DATA ROWS:

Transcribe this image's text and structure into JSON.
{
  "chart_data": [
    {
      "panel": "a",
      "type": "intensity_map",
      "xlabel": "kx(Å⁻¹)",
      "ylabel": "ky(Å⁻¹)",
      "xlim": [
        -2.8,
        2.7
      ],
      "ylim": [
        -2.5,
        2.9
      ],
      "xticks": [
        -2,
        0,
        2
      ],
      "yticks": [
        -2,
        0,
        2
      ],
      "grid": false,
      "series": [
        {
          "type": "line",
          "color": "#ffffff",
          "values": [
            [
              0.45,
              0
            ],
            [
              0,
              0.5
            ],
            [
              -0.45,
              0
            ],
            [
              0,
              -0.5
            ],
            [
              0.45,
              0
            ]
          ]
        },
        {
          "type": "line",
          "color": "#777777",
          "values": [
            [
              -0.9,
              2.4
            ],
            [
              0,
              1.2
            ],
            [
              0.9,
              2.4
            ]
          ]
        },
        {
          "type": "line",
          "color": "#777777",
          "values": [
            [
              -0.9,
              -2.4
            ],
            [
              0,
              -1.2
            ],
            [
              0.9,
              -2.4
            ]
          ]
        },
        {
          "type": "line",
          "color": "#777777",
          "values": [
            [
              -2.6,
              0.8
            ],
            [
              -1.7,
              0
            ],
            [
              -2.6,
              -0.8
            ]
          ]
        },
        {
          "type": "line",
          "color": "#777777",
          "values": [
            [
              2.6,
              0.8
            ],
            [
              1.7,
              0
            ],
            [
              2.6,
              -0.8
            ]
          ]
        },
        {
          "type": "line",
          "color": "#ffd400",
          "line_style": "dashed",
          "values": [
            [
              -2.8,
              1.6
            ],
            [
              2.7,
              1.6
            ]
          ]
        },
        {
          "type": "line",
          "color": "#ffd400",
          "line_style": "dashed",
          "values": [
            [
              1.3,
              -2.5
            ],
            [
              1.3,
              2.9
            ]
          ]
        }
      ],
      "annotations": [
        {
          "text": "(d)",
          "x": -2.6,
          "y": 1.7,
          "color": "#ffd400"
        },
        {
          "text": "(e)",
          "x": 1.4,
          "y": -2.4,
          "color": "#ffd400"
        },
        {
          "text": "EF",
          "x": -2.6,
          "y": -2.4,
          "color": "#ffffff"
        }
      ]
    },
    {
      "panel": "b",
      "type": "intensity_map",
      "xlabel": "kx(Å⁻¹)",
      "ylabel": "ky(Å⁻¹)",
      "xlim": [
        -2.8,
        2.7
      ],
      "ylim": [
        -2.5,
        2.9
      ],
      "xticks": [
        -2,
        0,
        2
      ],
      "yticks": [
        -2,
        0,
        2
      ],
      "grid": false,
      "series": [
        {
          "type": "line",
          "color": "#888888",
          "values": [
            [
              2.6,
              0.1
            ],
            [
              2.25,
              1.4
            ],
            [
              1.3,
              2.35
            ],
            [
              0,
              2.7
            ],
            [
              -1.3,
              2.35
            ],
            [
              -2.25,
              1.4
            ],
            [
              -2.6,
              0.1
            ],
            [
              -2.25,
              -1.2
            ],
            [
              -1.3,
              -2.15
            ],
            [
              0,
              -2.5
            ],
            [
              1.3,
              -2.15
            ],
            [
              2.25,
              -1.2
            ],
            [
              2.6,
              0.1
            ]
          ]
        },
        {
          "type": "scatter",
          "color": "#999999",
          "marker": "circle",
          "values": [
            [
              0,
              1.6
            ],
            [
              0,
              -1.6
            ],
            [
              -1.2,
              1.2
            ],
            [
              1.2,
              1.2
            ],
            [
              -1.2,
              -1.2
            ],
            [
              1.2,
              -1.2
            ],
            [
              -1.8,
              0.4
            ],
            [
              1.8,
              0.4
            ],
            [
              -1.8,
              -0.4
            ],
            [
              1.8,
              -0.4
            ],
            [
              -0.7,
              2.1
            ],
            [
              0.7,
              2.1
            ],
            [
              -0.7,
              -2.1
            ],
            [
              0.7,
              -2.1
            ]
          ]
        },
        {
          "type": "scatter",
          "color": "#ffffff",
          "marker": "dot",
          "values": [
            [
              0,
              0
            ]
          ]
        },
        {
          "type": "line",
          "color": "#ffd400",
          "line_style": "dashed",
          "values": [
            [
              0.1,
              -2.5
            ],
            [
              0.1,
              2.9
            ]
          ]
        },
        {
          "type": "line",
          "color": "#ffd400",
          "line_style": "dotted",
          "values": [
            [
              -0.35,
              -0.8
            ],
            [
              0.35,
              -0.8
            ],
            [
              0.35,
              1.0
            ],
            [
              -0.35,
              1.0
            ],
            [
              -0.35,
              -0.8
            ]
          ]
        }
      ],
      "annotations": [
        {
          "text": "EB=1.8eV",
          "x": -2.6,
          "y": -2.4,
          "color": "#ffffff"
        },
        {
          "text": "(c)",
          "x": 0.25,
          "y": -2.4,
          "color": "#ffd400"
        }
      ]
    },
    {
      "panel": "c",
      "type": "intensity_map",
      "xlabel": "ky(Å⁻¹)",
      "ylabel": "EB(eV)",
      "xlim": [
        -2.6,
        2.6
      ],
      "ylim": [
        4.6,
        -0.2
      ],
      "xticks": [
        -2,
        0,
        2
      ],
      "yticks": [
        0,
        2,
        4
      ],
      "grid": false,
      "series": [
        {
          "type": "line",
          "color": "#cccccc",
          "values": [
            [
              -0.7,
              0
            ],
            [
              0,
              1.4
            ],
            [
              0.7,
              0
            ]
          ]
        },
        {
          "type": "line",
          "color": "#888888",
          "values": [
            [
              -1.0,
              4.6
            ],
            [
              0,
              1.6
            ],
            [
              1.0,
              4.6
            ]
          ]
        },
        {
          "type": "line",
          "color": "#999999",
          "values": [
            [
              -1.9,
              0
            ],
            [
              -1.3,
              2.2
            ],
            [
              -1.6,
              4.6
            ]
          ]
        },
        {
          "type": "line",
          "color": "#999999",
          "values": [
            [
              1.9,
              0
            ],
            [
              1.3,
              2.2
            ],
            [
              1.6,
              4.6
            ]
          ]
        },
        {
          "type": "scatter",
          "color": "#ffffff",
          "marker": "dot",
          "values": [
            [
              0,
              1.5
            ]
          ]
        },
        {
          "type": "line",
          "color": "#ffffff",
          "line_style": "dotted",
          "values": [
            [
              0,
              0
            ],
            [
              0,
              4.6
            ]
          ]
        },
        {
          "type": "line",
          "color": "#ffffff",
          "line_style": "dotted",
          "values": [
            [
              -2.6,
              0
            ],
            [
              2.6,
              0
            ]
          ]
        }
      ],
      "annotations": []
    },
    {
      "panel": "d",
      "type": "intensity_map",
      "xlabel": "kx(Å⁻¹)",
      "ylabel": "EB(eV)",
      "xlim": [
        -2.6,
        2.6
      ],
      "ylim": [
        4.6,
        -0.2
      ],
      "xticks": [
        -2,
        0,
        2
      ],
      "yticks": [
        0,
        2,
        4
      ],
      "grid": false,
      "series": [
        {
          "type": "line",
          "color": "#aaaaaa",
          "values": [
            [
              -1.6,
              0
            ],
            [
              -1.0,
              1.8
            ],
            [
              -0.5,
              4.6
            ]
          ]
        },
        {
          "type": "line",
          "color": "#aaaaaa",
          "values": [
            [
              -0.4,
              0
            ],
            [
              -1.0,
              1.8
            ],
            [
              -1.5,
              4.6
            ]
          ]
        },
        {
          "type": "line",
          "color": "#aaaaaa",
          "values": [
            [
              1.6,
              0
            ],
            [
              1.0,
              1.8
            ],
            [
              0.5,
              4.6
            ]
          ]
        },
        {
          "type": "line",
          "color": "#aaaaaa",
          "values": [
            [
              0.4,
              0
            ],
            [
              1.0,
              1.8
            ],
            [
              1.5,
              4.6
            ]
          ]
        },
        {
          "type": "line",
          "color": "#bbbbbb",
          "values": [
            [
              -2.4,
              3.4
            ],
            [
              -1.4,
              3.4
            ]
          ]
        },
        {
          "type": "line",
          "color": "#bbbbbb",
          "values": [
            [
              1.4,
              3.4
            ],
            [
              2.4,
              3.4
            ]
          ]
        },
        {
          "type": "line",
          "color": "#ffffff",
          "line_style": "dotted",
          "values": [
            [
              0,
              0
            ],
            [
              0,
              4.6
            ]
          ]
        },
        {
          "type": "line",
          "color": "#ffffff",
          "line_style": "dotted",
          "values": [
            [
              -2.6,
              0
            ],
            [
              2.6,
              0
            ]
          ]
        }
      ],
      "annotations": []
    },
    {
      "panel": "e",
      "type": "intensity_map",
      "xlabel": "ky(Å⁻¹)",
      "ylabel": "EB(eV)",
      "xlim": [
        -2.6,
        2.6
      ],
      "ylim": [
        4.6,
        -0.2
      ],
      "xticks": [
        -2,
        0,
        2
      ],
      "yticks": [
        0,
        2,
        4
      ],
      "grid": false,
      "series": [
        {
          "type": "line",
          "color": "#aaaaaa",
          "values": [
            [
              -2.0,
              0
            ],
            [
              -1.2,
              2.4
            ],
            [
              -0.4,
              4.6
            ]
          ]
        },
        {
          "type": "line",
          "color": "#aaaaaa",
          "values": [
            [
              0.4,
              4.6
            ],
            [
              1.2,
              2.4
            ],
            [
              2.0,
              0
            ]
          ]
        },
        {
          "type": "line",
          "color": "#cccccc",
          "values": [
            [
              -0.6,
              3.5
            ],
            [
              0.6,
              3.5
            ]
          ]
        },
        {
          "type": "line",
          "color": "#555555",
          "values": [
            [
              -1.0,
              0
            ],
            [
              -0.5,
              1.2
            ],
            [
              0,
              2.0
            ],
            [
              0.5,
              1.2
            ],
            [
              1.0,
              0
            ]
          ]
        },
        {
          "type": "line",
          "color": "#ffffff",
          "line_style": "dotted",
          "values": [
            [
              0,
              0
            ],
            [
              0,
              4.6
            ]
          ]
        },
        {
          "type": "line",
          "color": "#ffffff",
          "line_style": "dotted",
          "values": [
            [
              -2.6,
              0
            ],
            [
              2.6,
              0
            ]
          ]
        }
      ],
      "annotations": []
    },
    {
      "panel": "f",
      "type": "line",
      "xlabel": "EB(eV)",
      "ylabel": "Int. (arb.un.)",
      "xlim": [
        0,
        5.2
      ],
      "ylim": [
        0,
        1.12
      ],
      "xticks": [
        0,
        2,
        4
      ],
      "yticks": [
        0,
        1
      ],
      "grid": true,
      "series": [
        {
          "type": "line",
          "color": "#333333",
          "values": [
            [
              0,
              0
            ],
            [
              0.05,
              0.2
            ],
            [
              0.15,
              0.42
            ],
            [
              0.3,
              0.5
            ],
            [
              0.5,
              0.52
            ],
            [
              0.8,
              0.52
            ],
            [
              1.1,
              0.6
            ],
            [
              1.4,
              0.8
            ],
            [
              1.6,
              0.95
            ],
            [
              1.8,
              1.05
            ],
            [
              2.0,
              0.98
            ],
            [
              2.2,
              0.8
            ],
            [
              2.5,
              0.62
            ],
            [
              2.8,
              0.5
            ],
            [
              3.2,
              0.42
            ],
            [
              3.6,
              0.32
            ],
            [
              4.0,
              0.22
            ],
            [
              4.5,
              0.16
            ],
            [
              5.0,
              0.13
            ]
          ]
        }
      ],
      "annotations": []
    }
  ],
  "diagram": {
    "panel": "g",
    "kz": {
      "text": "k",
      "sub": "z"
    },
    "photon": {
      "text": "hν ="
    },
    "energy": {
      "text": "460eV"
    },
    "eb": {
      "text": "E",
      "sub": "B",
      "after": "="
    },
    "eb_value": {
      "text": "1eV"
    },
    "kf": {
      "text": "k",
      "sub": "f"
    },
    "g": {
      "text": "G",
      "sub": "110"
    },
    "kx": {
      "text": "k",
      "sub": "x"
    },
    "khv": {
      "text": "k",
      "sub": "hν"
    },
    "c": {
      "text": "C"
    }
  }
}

OBJECTIVE:
Return every line holding the word "panel" from the records.

TASK RESULT:
      "panel": "a",
      "panel": "b",
      "panel": "c",
      "panel": "d",
      "panel": "e",
      "panel": "f",
    "panel": "g",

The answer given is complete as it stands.